'''

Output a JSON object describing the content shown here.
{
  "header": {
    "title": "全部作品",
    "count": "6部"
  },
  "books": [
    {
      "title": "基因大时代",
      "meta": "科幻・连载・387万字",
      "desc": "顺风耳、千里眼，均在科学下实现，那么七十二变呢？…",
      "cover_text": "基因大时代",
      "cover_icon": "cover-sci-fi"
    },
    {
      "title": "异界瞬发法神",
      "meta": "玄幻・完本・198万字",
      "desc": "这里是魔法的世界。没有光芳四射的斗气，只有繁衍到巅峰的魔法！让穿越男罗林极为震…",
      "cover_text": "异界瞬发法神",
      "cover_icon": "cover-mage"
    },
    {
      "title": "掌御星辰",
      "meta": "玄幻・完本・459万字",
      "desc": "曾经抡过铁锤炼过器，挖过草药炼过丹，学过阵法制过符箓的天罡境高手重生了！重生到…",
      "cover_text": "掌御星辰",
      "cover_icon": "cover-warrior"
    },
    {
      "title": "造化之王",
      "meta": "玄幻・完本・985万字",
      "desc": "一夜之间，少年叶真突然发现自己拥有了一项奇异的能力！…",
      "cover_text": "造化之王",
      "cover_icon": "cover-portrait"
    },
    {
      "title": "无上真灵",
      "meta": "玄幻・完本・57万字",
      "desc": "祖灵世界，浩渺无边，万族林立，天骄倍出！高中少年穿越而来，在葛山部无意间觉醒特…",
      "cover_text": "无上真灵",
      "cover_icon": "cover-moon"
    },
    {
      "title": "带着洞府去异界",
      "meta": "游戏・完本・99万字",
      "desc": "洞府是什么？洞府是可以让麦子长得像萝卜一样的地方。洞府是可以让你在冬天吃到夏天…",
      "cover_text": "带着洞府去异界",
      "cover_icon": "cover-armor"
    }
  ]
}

'''

Report how many lines in the records above contain the word "meta", giving only the number.

6